[Data entries for graphics]
++++
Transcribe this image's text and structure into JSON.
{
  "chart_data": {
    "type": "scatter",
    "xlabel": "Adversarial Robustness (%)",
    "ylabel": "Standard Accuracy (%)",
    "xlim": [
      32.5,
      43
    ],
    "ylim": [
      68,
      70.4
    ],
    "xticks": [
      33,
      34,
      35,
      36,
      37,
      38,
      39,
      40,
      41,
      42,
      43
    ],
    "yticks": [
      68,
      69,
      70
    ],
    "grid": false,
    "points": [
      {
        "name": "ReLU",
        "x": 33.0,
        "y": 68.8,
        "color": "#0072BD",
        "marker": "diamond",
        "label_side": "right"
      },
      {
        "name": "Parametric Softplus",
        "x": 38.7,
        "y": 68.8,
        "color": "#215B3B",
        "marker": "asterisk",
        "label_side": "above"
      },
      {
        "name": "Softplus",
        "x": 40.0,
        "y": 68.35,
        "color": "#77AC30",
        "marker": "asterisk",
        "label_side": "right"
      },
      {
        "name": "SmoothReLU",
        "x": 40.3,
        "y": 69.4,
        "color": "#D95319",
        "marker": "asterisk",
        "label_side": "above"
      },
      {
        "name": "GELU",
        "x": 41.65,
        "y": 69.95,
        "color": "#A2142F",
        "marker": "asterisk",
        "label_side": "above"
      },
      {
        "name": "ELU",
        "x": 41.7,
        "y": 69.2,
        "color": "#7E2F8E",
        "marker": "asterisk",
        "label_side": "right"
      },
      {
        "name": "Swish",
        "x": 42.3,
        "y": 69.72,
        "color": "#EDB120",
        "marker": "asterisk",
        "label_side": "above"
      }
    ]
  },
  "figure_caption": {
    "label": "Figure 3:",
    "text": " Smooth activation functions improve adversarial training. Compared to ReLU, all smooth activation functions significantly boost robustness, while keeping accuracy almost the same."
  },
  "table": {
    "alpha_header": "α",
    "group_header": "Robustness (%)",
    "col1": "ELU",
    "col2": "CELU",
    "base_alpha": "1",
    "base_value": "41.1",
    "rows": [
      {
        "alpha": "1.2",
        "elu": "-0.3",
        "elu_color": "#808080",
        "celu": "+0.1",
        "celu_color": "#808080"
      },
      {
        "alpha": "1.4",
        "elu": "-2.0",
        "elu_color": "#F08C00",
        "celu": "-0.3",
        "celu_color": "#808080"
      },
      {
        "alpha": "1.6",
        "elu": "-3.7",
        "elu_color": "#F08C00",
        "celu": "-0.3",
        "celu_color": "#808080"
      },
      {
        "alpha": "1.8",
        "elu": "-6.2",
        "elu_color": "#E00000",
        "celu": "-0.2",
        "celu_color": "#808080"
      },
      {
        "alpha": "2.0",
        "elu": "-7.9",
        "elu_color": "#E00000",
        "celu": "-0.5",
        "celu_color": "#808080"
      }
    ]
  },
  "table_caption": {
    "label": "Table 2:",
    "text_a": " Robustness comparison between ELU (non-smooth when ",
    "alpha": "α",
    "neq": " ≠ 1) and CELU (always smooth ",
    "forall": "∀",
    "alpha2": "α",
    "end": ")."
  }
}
++++
=== YOUR OBJECTIVE ===
Retype the entries exactly, including every line.

=== THE REPLY ===
Transcribe this image's text and structure into JSON.
{
  "chart_data": {
    "type": "scatter",
    "xlabel": "Adversarial Robustness (%)",
    "ylabel": "Standard Accuracy (%)",
    "xlim": [
      32.5,
      43
    ],
    "ylim": [
      68,
      70.4
    ],
    "xticks": [
      33,
      34,
      35,
      36,
      37,
      38,
      39,
      40,
      41,
      42,
      43
    ],
    "yticks": [
      68,
      69,
      70
    ],
    "grid": false,
    "points": [
      {
        "name": "ReLU",
        "x": 33.0,
        "y": 68.8,
        "color": "#0072BD",
        "marker": "diamond",
        "label_side": "right"
      },
      {
        "name": "Parametric Softplus",
        "x": 38.7,
        "y": 68.8,
        "color": "#215B3B",
        "marker": "asterisk",
        "label_side": "above"
      },
      {
        "name": "Softplus",
        "x": 40.0,
        "y": 68.35,
        "color": "#77AC30",
        "marker": "asterisk",
        "label_side": "right"
      },
      {
        "name": "SmoothReLU",
        "x": 40.3,
        "y": 69.4,
        "color": "#D95319",
        "marker": "asterisk",
        "label_side": "above"
      },
      {
        "name": "GELU",
        "x": 41.65,
        "y": 69.95,
        "color": "#A2142F",
        "marker": "asterisk",
        "label_side": "above"
      },
      {
        "name": "ELU",
        "x": 41.7,
        "y": 69.2,
        "color": "#7E2F8E",
        "marker": "asterisk",
        "label_side": "right"
      },
      {
        "name": "Swish",
        "x": 42.3,
        "y": 69.72,
        "color": "#EDB120",
        "marker": "asterisk",
        "label_side": "above"
      }
    ]
  },
  "figure_caption": {
    "label": "Figure 3:",
    "text": " Smooth activation functions improve adversarial training. Compared to ReLU, all smooth activation functions significantly boost robustness, while keeping accuracy almost the same."
  },
  "table": {
    "alpha_header": "α",
    "group_header": "Robustness (%)",
    "col1": "ELU",
    "col2": "CELU",
    "base_alpha": "1",
    "base_value": "41.1",
    "rows": [
      {
        "alpha": "1.2",
        "elu": "-0.3",
        "elu_color": "#808080",
        "celu": "+0.1",
        "celu_color": "#808080"
      },
      {
        "alpha": "1.4",
        "elu": "-2.0",
        "elu_color": "#F08C00",
        "celu": "-0.3",
        "celu_color": "#808080"
      },
      {
        "alpha": "1.6",
        "elu": "-3.7",
        "elu_color": "#F08C00",
        "celu": "-0.3",
        "celu_color": "#808080"
      },
      {
        "alpha": "1.8",
        "elu": "-6.2",
        "elu_color": "#E00000",
        "celu": "-0.2",
        "celu_color": "#808080"
      },
      {
        "alpha": "2.0",
        "elu": "-7.9",
        "elu_color": "#E00000",
        "celu": "-0.5",
        "celu_color": "#808080"
      }
    ]
  },
  "table_caption": {
    "label": "Table 2:",
    "text_a": " Robustness comparison between ELU (non-smooth when ",
    "alpha": "α",
    "neq": " ≠ 1) and CELU (always smooth ",
    "forall": "∀",
    "alpha2": "α",
    "end": ")."
  }
}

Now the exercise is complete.